▸ **SUPPLIED DATA**
______________________________

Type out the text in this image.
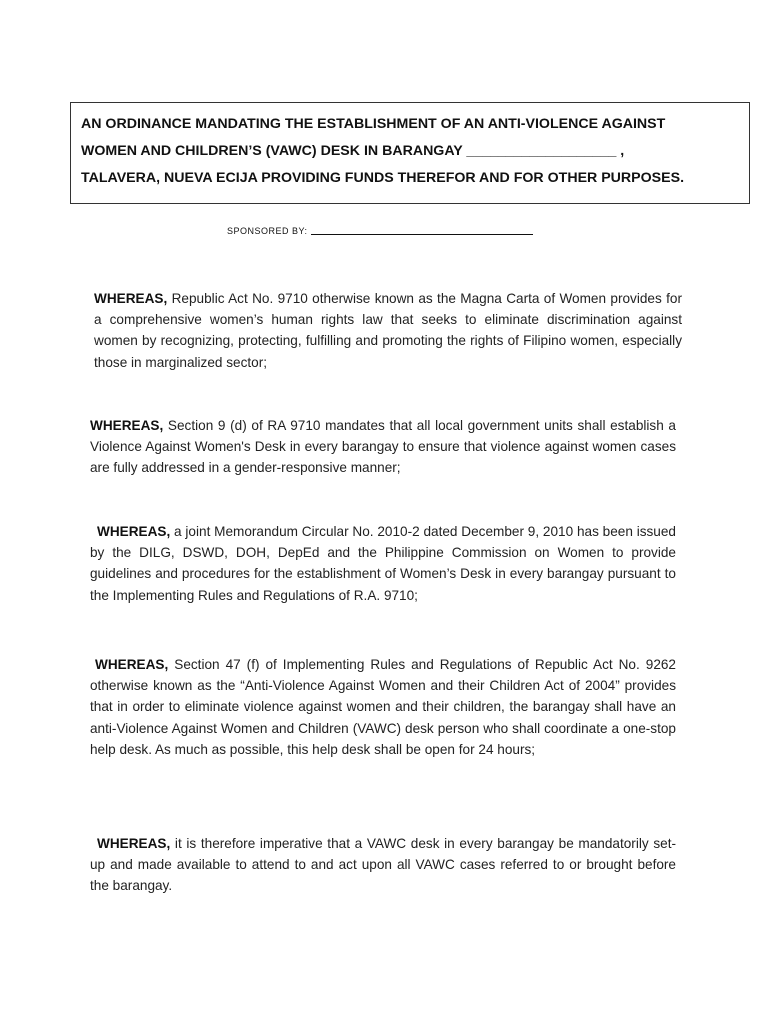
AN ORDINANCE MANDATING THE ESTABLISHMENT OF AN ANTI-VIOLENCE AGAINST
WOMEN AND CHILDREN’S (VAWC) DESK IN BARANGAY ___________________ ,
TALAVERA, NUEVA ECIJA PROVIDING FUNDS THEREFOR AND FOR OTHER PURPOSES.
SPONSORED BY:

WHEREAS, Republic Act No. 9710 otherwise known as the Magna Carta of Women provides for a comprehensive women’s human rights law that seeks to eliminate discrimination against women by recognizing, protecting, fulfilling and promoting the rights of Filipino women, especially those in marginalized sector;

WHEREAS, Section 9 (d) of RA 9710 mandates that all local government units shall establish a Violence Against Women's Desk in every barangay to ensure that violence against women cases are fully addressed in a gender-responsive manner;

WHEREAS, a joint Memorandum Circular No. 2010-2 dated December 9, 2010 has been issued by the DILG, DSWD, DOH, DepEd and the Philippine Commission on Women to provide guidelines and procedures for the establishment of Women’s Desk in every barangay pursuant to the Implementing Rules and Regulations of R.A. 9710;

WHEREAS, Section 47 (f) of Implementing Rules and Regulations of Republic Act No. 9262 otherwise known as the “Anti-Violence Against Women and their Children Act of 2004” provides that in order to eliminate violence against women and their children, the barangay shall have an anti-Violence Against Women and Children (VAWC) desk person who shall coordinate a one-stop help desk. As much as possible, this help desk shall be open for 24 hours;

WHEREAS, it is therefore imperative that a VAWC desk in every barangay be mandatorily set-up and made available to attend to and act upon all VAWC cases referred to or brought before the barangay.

______________________________

▸ **WORK REQUIRED**
Provide the count, and nothing else, of lines in the data above where the word "every" occurs.

▸ **OUTPUT BELOW**
3